GIVEN RECORDS:

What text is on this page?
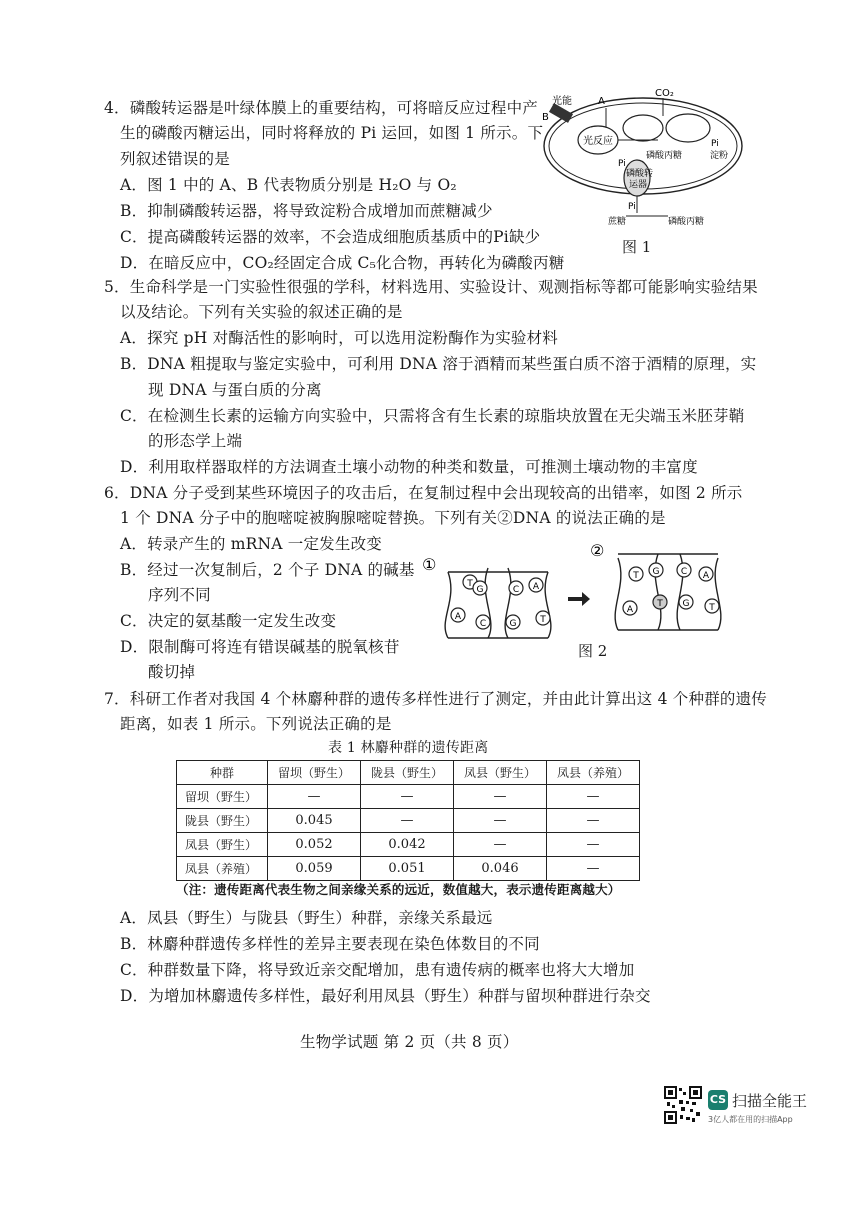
4．磷酸转运器是叶绿体膜上的重要结构，可将暗反应过程中产
生的磷酸丙糖运出，同时将释放的 Pi 运回，如图 1 所示。下
列叙述错误的是
A．图 1 中的 A、B 代表物质分别是 H₂O 与 O₂
B．抑制磷酸转运器，将导致淀粉合成增加而蔗糖减少
C．提高磷酸转运器的效率，不会造成细胞质基质中的Pi缺少
D．在暗反应中，CO₂经固定合成 C₅化合物，再转化为磷酸丙糖
光能	A
B
CO₂
光反应
磷酸丙糖
Pi
淀粉
磷酸转
运器
Pi
Pi
蔗糖	磷酸丙糖
图 1
5．生命科学是一门实验性很强的学科，材料选用、实验设计、观测指标等都可能影响实验结果
以及结论。下列有关实验的叙述正确的是
A．探究 pH 对酶活性的影响时，可以选用淀粉酶作为实验材料
B．DNA 粗提取与鉴定实验中，可利用 DNA 溶于酒精而某些蛋白质不溶于酒精的原理，实
现 DNA 与蛋白质的分离
C．在检测生长素的运输方向实验中，只需将含有生长素的琼脂块放置在无尖端玉米胚芽鞘
的形态学上端
D．利用取样器取样的方法调查土壤小动物的种类和数量，可推测土壤动物的丰富度
6．DNA 分子受到某些环境因子的攻击后，在复制过程中会出现较高的出错率，如图 2 所示
1 个 DNA 分子中的胞嘧啶被胸腺嘧啶替换。下列有关②DNA 的说法正确的是
A．转录产生的 mRNA 一定发生改变
B．经过一次复制后，2 个子 DNA 的碱基
序列不同
C．决定的氨基酸一定发生改变
D．限制酶可将连有错误碱基的脱氧核苷
酸切掉
①
②
T
A
G
C
C
G
A
T
T
A
G
T
C
G
A
T
图 2
7．科研工作者对我国 4 个林麝种群的遗传多样性进行了测定，并由此计算出这 4 个种群的遗传
距离，如表 1 所示。下列说法正确的是
表 1 林麝种群的遗传距离
种群	留坝（野生）	陇县（野生）	凤县（野生）	凤县（养殖）
留坝（野生）	—	—	—	—
陇县（野生）	0.045	—	—	—
凤县（野生）	0.052	0.042	—	—
凤县（养殖）	0.059	0.051	0.046	—
（注：遗传距离代表生物之间亲缘关系的远近，数值越大，表示遗传距离越大）
A．凤县（野生）与陇县（野生）种群，亲缘关系最远
B．林麝种群遗传多样性的差异主要表现在染色体数目的不同
C．种群数量下降，将导致近亲交配增加，患有遗传病的概率也将大大增加
D．为增加林麝遗传多样性，最好利用凤县（野生）种群与留坝种群进行杂交
生物学试题 第 2 页（共 8 页）
CS 扫描全能王
3亿人都在用的扫描App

WHAT THE EXERCISE ASKS:
Please repeat every line from the listing above exactly as it appears. Drop the pictures.

EXERCISE RESPONSE:
What text is on this page?
4．磷酸转运器是叶绿体膜上的重要结构，可将暗反应过程中产
生的磷酸丙糖运出，同时将释放的 Pi 运回，如图 1 所示。下
列叙述错误的是
A．图 1 中的 A、B 代表物质分别是 H₂O 与 O₂
B．抑制磷酸转运器，将导致淀粉合成增加而蔗糖减少
C．提高磷酸转运器的效率，不会造成细胞质基质中的Pi缺少
D．在暗反应中，CO₂经固定合成 C₅化合物，再转化为磷酸丙糖
光能	A
B
CO₂
光反应
磷酸丙糖
Pi
淀粉
磷酸转
运器
Pi
Pi
蔗糖	磷酸丙糖
图 1
5．生命科学是一门实验性很强的学科，材料选用、实验设计、观测指标等都可能影响实验结果
以及结论。下列有关实验的叙述正确的是
A．探究 pH 对酶活性的影响时，可以选用淀粉酶作为实验材料
B．DNA 粗提取与鉴定实验中，可利用 DNA 溶于酒精而某些蛋白质不溶于酒精的原理，实
现 DNA 与蛋白质的分离
C．在检测生长素的运输方向实验中，只需将含有生长素的琼脂块放置在无尖端玉米胚芽鞘
的形态学上端
D．利用取样器取样的方法调查土壤小动物的种类和数量，可推测土壤动物的丰富度
6．DNA 分子受到某些环境因子的攻击后，在复制过程中会出现较高的出错率，如图 2 所示
1 个 DNA 分子中的胞嘧啶被胸腺嘧啶替换。下列有关②DNA 的说法正确的是
A．转录产生的 mRNA 一定发生改变
B．经过一次复制后，2 个子 DNA 的碱基
序列不同
C．决定的氨基酸一定发生改变
D．限制酶可将连有错误碱基的脱氧核苷
酸切掉
①
②
T
A
G
C
C
G
A
T
T
A
G
T
C
G
A
T
图 2
7．科研工作者对我国 4 个林麝种群的遗传多样性进行了测定，并由此计算出这 4 个种群的遗传
距离，如表 1 所示。下列说法正确的是
表 1 林麝种群的遗传距离
种群	留坝（野生）	陇县（野生）	凤县（野生）	凤县（养殖）
留坝（野生）	—	—	—	—
陇县（野生）	0.045	—	—	—
凤县（野生）	0.052	0.042	—	—
凤县（养殖）	0.059	0.051	0.046	—
（注：遗传距离代表生物之间亲缘关系的远近，数值越大，表示遗传距离越大）
A．凤县（野生）与陇县（野生）种群，亲缘关系最远
B．林麝种群遗传多样性的差异主要表现在染色体数目的不同
C．种群数量下降，将导致近亲交配增加，患有遗传病的概率也将大大增加
D．为增加林麝遗传多样性，最好利用凤县（野生）种群与留坝种群进行杂交
生物学试题 第 2 页（共 8 页）
CS 扫描全能王
3亿人都在用的扫描App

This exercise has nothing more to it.